WORK INSTRUCTIONS » Repeat every line below exactly, word for word.

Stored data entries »
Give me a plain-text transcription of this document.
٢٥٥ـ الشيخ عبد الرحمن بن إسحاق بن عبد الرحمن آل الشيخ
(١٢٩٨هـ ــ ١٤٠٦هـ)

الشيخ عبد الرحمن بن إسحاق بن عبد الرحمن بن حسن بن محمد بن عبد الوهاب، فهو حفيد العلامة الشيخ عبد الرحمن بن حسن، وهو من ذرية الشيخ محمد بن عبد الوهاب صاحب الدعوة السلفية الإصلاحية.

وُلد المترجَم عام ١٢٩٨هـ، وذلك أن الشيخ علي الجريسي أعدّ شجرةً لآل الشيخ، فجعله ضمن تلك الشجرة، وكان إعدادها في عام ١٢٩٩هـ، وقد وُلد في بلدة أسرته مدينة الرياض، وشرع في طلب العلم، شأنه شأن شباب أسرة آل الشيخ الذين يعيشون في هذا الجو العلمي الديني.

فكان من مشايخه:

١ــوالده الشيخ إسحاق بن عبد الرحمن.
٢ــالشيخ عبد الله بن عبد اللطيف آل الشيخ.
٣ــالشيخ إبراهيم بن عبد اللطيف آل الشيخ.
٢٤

RESPONSE BELOW »
Give me a plain-text transcription of this document.
٢٥٥ـ الشيخ عبد الرحمن بن إسحاق بن عبد الرحمن آل الشيخ
(١٢٩٨هـ ــ ١٤٠٦هـ)

الشيخ عبد الرحمن بن إسحاق بن عبد الرحمن بن حسن بن محمد بن عبد الوهاب، فهو حفيد العلامة الشيخ عبد الرحمن بن حسن، وهو من ذرية الشيخ محمد بن عبد الوهاب صاحب الدعوة السلفية الإصلاحية.

وُلد المترجَم عام ١٢٩٨هـ، وذلك أن الشيخ علي الجريسي أعدّ شجرةً لآل الشيخ، فجعله ضمن تلك الشجرة، وكان إعدادها في عام ١٢٩٩هـ، وقد وُلد في بلدة أسرته مدينة الرياض، وشرع في طلب العلم، شأنه شأن شباب أسرة آل الشيخ الذين يعيشون في هذا الجو العلمي الديني.

فكان من مشايخه:

١ــوالده الشيخ إسحاق بن عبد الرحمن.
٢ــالشيخ عبد الله بن عبد اللطيف آل الشيخ.
٣ــالشيخ إبراهيم بن عبد اللطيف آل الشيخ.
٢٤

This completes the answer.